_Extract to read_
◇ ◇ ◇

Unnamed (west of Kanuti Kilolitna River)

Occurrences, Inactive

Commodities and mineralogy

Main commodities Cr; Ni
Other commodities Au; Pd
Ore minerals chromite

Geographic location

Quadrangle map, 1:250,000-scale TN
Quadrangle map, 1:63,360-scale D-4
Latitude 65.96496
Longitude -151.87961
Nearby scientific data Find additional scientific data near this location
Location and accuracy This record represents occurrences of anomalous rock samples in a half-mile-long area on hill 1458 on the west side of the Kanuti Kilolitna River. The site is at the top of the hill, in the southeast quarter of section 12, T. 13 N., R. 21 W., of the Fairbanks Meridian. The location is accurate within 1,000 feet. This site roughly corresponds with the site for Kilolitna River, U.S. Bureau of Land Management MAS number 0020480133.

Geologic setting

Geologic description

The Kanuti River region straddles the southeastern boundary of the Yukon-Koyukuk Basin and includes sedimentary and volcanic rocks of the basin sequence as well as metamorphic and plutonic rocks of the adjoining Kokrines-Hodzana Highlands (Patton and Miller, 1970). The Sithylemenkat Pluton, a 170-square mile body of mid-Cretaceous granitic rocks, intrudes metasedimentary rocks on the south side of the Kanuti River. Dikes of pegmatite are locally abundant on the perimeter of the predominantly porphyritic, biotite quartz monzonite pluton.
Overlying and intruding the metasedimentary rocks along the northwest flank of the Kokrines-Hodzana Highlands is an ophiolite-like assemblage of Permian to Jurassic, altered pillow basalt, diabase, and gabbro; serpentinized peridotite and dunite; and bedded chert (Patton and Miller, 1970). Six of the ultramafic bodies extend for 65 miles, from Caribou Mountain in the northeast to the upper Melozitna River in the southwest. Numerous smaller bodies also occur in this belt. The ultramafic rocks are crudely layered, tabular bodies dipping gently to steeply northwest. The Holonada body is about 2,500 feet thick. Layering in the Kilolitna body is less well defined, but the width of its outcrops suggests that it is at least as thick. The lower contact of the ultramafic bodies is sharply defined, possibly by a fault, with little evidence of thermal alteration of the underlying rocks. The ultramafic rocks are composed almost entirely of serpentinized peridotite, chiefly harzburgite, and serpentinized dunite. They are cut by veinlets and irregular masses of chalcedony and drusy quartz. Patton and Miller (1970) found one small mass of colloform magnesite in the northern part of the Kilolitna body (in the Bettles quadrangle).
In the late 1960s, the U.S. Geological Survey collected composite rock samples at several locations across the Kilolitna and lower Kanuti ultramafic bodies (Patton and Miller, 1970). Nine samples, each weighing approximately 3 pounds, were analyzed. The range of analytical values for these samples was: 2,400 to 3,000 parts per million (ppm) chromium, 1,900 to 2,400 ppm nickel, les than 0.010 ppm platinum, less than 0.005 ppm rhenium, and less than 0.004 ppm to 0.008 ppm palladium. Chromium content ranged as high as 9 percent in selected grab samples of dunite streaked with grains of chrome spinel.

◇ ◇ ◇

_Stored data_
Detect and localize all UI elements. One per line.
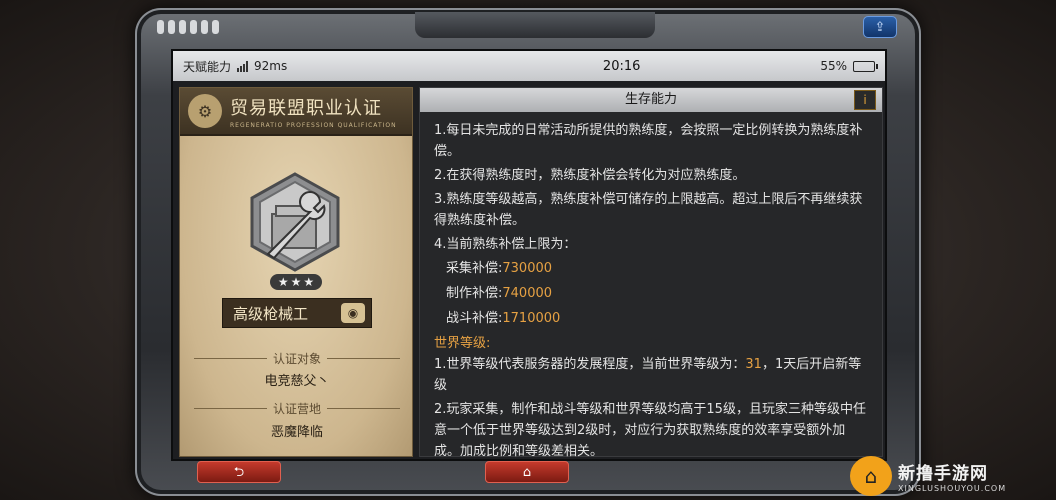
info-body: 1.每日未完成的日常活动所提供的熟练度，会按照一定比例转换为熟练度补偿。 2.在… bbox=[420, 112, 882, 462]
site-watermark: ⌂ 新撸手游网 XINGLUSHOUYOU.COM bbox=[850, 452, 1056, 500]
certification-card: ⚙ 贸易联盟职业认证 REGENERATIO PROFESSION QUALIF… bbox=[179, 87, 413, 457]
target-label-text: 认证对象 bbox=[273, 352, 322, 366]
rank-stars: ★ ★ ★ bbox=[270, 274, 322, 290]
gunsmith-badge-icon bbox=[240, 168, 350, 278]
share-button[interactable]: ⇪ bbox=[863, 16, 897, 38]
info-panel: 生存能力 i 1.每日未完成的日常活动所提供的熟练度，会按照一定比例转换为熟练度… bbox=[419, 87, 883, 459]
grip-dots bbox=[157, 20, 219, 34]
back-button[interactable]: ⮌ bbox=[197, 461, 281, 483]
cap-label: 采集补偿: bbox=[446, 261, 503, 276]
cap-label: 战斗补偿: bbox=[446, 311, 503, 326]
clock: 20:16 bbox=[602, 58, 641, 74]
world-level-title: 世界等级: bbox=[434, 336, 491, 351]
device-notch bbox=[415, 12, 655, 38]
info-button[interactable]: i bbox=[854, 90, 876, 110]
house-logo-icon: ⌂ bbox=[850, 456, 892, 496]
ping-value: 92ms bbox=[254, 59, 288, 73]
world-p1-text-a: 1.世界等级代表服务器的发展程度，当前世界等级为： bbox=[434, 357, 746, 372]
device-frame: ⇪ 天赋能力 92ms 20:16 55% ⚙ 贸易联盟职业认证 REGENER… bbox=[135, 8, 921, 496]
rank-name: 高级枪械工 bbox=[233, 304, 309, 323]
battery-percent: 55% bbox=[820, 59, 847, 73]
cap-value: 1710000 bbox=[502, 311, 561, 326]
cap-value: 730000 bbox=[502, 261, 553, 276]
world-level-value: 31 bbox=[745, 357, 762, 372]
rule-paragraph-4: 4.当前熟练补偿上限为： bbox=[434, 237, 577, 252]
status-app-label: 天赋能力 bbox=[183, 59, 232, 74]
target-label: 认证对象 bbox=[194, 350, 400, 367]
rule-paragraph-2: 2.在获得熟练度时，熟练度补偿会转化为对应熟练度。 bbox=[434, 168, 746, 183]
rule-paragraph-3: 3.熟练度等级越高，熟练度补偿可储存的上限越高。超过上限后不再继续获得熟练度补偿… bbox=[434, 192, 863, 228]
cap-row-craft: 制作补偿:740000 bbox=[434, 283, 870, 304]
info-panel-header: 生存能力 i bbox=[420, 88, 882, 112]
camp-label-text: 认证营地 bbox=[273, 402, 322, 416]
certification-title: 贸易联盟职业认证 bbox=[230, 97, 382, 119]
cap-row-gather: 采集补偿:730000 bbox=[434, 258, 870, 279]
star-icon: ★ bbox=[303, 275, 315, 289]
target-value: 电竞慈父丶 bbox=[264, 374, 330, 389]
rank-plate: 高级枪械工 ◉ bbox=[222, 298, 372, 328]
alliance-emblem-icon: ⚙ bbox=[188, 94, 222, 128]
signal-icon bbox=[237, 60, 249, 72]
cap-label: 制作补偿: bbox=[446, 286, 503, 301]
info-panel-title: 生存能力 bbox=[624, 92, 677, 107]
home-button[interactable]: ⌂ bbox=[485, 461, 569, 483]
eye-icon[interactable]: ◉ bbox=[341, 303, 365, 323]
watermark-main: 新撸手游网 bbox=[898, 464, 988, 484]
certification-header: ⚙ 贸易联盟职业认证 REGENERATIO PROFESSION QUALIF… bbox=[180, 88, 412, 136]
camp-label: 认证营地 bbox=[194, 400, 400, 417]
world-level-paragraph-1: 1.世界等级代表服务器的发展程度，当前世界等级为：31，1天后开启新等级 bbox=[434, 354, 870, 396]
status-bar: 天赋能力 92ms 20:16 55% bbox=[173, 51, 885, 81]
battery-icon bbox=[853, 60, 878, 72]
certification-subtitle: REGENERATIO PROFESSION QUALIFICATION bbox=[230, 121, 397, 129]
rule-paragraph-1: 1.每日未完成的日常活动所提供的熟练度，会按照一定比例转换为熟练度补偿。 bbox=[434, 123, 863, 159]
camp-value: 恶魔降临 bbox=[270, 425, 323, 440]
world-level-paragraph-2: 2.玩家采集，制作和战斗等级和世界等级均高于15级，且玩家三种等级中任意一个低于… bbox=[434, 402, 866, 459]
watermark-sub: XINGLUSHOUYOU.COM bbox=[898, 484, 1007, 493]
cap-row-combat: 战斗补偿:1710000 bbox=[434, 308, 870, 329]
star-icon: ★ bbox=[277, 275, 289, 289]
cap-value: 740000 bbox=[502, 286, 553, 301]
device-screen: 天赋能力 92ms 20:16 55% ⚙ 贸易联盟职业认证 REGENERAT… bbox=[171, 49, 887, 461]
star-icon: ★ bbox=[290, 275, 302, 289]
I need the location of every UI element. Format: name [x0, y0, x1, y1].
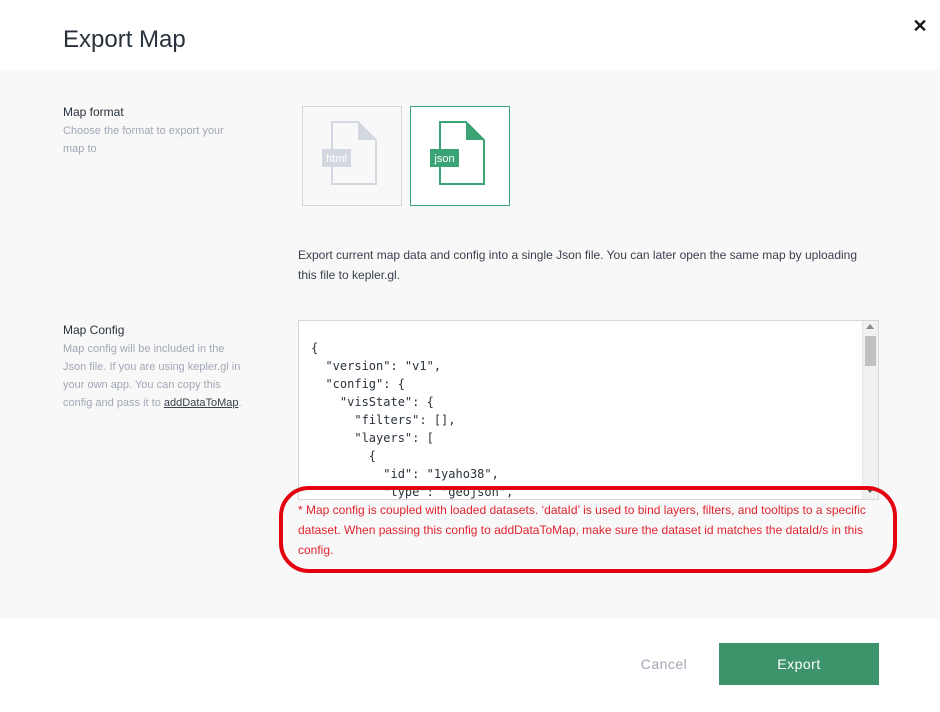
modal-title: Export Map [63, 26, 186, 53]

◇ ◇ ◇

_Exercise tasks_
• A. Based on the mineral occurrence description, decide whether each statement agrees with it: (i) the site's location is accurate within 1,000 feet; (ii) the Holonada body is about 5,000 feet thick; (iii) twelve rock samples from the ultramafic bodies were analyzed. Answer yes or no for each and quote the words of the description that decide it.
• B. Convert the rows from the line with "info-body: 1.每日未完成的日常活动所提供的熟练度，会按照一定比例转换为熟练度补偿。 2.在…" up to and including the line with "clock: 20:16 bbox=[602, 58, 641, 74]" into a numbered list, leaving out any blank lines.

_Exercise responses_
• A.
(i) Yes: "The location is accurate within 1,000 feet."
(ii) No: "The Holonada body is about 2,500 feet thick."
(iii) No: "Nine samples, each weighing approximately 3 pounds, were analyzed."

• B.
1. info-body: 1.每日未完成的日常活动所提供的熟练度，会按照一定比例转换为熟练度补偿。 2.在… bbox=[420, 112, 882, 462]
2. site-watermark: ⌂ 新撸手游网 XINGLUSHOUYOU.COM bbox=[850, 452, 1056, 500]
3. certification-card: ⚙ 贸易联盟职业认证 REGENERATIO PROFESSION QUALIF… bbox=[179, 87, 413, 457]
4. target-label-text: 认证对象 bbox=[273, 352, 322, 366]
5. rank-stars: ★ ★ ★ bbox=[270, 274, 322, 290]
6. gunsmith-badge-icon bbox=[240, 168, 350, 278]
7. share-button[interactable]: ⇪ bbox=[863, 16, 897, 38]
8. info-panel: 生存能力 i 1.每日未完成的日常活动所提供的熟练度，会按照一定比例转换为熟练度… bbox=[419, 87, 883, 459]
9. grip-dots bbox=[157, 20, 219, 34]
10. back-button[interactable]: ⮌ bbox=[197, 461, 281, 483]
11. cap-label: 采集补偿: bbox=[446, 261, 503, 276]
12. cap-label: 战斗补偿: bbox=[446, 311, 503, 326]
13. clock: 20:16 bbox=[602, 58, 641, 74]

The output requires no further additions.